> SECTION DU TEXTE
Deuxième constat: l’UNRWA avance notoirement le chiffre de quatre cent vingt six milles palestiniens supposés résider au Liban. Mais des sources non moins sérieuses, affirment qu’au minimum, la moitie ont déserté depuis longtemps le pays des cèdres.

Troisième constat : combien le Liban peut-il continuer à accueillir sur son sol de refugiés palestiniens, en plus des soixante quinze milles qui ont profité il y a environ dix ans, des deux fameux décrets de naturalisation massive ordonnés par le gouvernement libanais…?

Dans l’attente d’une solution juste et globale

Que peut faire le Liban, malgré tous les handicaps qu’il doit assumer, pour aider les palestiniens à améliorer leur existence, lui qui ne s’est jamais préoccupé sérieusement de réglementer l’établissement des refugiés palestiniens sur son sol depuis leur arrivée en 1949 jusqu’à nos jours… ? Or le pays des cèdres compte au moins cinq millions de libanais, y compris ceux qui ont fui les multiples « guerres civiles » depuis 1975, pour s’installer temporairement  dans des pays proches ou lointains. De ce fait, le nouveau gouvernement libanais « d’union nationale » doit solliciter le plutôt possible l’aide financière des pays arabes riches, pour aider les palestiniens vivant actuellement au Liban à jouir d’une vie digne et profitable pour tous, dans l’attente d’une solution juste, globale et satisfaisante pour tous les peuples de la région, avec ou sans le soutien tant attendu des Américains. Nourrir les hommes sans les aimer, c’est les traiter comme du bétail vil ; les aimer sans les respecter, c’est les considérer comme des animaux favoris (Mencius, de l’Antiquité chinoise)   (20.11.2009)

En quête de notre identité nationale

Tous s’accordent au Liban pour reconnaître que l’Etat Libanais existe bel et bien depuis 1920, et que la République Libanaise est reconnue effectivement depuis 1945  par l’Organisation des Nations Unies et la Ligue des Etats Arabes. Parallèlement, le monde entier, y compris les libanais eux-mêmes, admettent chacun à sa façon, que le libanais ne s’identifie pas en tant que citoyen appartenant à une communauté nationale ; et ce, malgré toutes les souffrances communes qui n’ont épargné personne, du moins depuis 1975 jusqu’à nos jours. Si les vertus vous concèdent des titres, les souffrances vous donnent des droits.

> Entrées de disposition spatiale
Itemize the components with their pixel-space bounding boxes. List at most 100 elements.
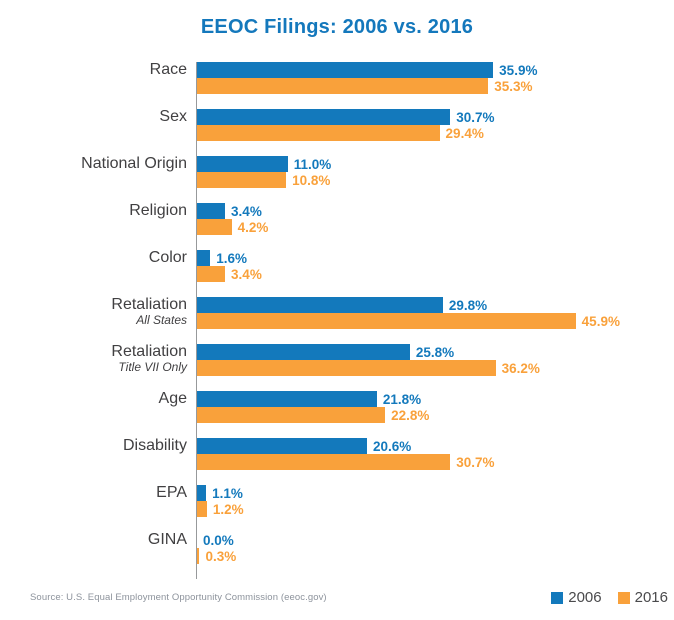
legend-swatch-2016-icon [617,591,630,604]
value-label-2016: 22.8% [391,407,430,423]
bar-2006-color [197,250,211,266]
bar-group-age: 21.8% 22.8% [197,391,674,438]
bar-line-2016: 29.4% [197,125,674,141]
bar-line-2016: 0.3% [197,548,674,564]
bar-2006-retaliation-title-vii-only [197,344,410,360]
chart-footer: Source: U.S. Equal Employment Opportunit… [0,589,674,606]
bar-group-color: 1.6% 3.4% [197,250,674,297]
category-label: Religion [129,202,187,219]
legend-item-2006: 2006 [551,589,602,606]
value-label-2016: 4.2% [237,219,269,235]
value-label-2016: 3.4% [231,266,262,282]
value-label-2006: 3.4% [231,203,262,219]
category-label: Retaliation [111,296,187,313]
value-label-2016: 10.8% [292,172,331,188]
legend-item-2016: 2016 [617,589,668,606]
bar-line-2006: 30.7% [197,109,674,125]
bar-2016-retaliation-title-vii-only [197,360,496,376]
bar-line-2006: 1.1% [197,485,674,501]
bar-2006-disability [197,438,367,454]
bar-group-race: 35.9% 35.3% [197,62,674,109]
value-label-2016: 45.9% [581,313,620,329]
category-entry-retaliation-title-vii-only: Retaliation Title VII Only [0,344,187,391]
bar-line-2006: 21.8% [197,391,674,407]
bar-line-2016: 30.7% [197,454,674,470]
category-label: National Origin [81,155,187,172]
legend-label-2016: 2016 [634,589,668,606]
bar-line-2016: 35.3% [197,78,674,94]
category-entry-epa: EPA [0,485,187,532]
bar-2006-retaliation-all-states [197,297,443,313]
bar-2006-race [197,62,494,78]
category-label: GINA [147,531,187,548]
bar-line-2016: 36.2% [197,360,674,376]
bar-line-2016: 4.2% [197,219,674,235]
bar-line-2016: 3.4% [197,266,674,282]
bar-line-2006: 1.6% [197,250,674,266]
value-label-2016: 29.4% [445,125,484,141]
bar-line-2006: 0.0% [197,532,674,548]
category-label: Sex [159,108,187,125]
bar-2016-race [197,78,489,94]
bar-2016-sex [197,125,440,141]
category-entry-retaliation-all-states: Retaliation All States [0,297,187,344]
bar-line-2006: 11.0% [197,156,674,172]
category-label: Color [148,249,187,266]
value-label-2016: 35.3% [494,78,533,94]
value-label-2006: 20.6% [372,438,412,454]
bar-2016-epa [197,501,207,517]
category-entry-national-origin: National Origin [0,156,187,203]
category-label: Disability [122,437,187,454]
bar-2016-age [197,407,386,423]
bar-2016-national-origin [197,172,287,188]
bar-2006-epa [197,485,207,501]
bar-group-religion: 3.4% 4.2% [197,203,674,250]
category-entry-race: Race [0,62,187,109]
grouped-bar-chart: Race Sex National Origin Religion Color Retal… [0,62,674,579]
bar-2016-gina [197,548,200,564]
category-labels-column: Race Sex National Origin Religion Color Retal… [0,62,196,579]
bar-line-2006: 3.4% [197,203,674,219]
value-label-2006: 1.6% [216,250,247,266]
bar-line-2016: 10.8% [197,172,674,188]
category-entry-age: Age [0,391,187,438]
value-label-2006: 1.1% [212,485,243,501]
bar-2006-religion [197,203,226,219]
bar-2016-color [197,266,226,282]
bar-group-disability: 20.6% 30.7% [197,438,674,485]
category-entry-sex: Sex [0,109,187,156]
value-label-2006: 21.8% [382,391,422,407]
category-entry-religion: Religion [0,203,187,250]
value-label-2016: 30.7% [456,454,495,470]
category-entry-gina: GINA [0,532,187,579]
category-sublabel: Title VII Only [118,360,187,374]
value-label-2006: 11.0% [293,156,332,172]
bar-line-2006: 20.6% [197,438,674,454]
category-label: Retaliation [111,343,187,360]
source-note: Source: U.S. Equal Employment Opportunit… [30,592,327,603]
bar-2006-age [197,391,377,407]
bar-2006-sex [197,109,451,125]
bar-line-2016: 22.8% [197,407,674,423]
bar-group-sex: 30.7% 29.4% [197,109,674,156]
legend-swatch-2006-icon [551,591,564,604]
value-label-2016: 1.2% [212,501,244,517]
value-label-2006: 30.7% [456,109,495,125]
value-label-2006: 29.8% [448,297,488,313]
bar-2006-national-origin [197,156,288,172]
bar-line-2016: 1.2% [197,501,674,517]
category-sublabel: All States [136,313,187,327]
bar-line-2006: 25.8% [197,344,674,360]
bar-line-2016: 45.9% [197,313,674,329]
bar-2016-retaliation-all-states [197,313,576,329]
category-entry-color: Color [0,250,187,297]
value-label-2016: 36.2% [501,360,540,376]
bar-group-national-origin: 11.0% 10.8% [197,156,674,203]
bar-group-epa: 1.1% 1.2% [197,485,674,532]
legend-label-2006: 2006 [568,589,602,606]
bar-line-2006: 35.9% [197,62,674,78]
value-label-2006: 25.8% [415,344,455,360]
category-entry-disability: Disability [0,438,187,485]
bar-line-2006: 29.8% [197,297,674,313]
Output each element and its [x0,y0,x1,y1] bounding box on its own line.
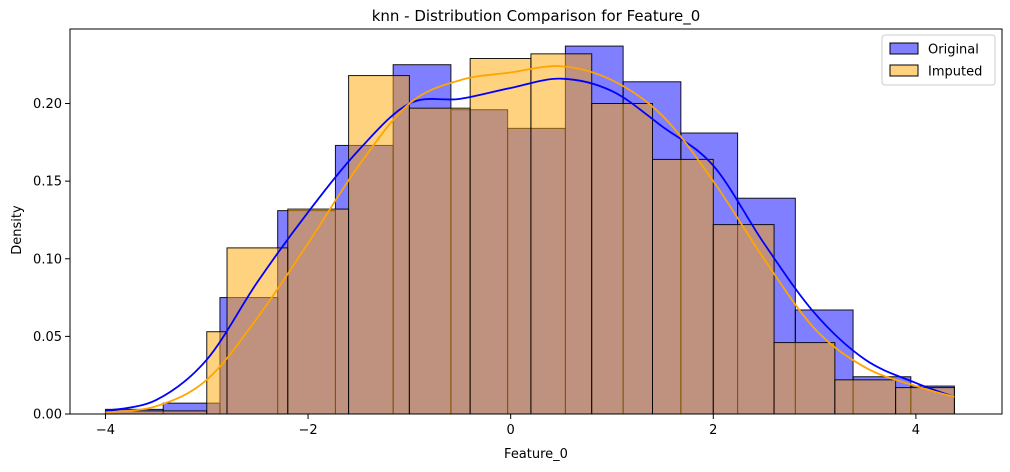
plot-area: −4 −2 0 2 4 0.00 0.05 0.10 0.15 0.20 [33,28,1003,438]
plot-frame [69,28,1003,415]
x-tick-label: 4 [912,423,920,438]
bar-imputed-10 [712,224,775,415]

> ENSEMBLE DE TÂCHES
(A) Traduisez en anglais la phrase suivante, tirée de l'extrait sur le Liban : « Si les vertus vous concèdent des titres, les souffrances vous donnent des droits. »
(B) D'après l'extrait sur le Liban, depuis quelle année la République libanaise est-elle reconnue par l'Organisation des Nations Unies et la Ligue des États arabes ?
(C) Poursuivez l'extrait sur le Liban à la suite de sa dernière phrase.

> RÉPONSES FOURNIES
(A) If virtues grant you titles, sufferings give you rights.

(B) Depuis 1945.

(C)
Les symboles

Pourtant, les symboles de l’identité nationale libanaise sont indiscutablement présents. Les Libanais œuvrent depuis soixante six ans, pour une république indivisible démocratique, indépendante et libérale. Ils l’ont doté d’un pouvoir central, et d’un système politique parlementaire assez représentatif. Les services publics, dont la Sécurité sociale, l’Ecole publique et les Hôpitaux publics, bien que branlants, occupent le terrain et remplissent leur rôle contre vent et marais. Les Libanais sont indéniablement attachés à leur montagne, encensent leurs cèdres millénaires, chérissent leur drapeau, tonnent tout haut leur hymne national, parlent remarquablement l’arabe la langue de leurs ancêtres…mais glorifient leurs martyrs selon leur étiquette politique partisane, ou bien leur appartenance confessionnelle et tribale.

Trop beau pour être vrai 

Les politologues s’accordent avec les juristes, les économistes et autres sociologues, pour dire que le Liban est un pays pas comme les autres, voire trop beau pour être vrai, et que les Libanais sont uniques. Pourtant les libanais appartiennent comme chez la plupart des peuples du Tiers monde, à des confessions diverses, parlent une deuxième langue étrangère, et sont fanatiques, xénophobes, et  chauvins, surtout en temps de crise. Le Liban est convoité depuis toujours, par les puissances régionales et mondiales  pour sa situation géographique et climatique,  comme le sont les autres pays pour leurs richesses minières.

Un nouveau consensus

En effet, c’est l’ensemble de la classe politique libanaise, dominante depuis 1945 jusqu’à nos jours, qui doit reconnaître ses torts, discrètement ou clairement, et assumer ses responsabilités. Car le peuple libanais est épuisé, voire ruiné, après toutes ces décennies de sacrifices et de souffrances. Les Libanais, disons-le, voudraient maintenant entendre un discours nouveau, assister à un dialogue politique sincère et un débat constitutionnel cohérent, et que cessent toutes ces polémiques dévastatrices. Ils voudraient aussi, voir leurs dirigeants donner le bon exemple, rétablir leur image de marque, renouer avec les bonnes dispositions institutionnelles, et parvenir à générer un nouveau consensus national, avant d’appeler la population « à rejoindre l’Etat ».  (27.11.2009)

Quand les temps pressent… !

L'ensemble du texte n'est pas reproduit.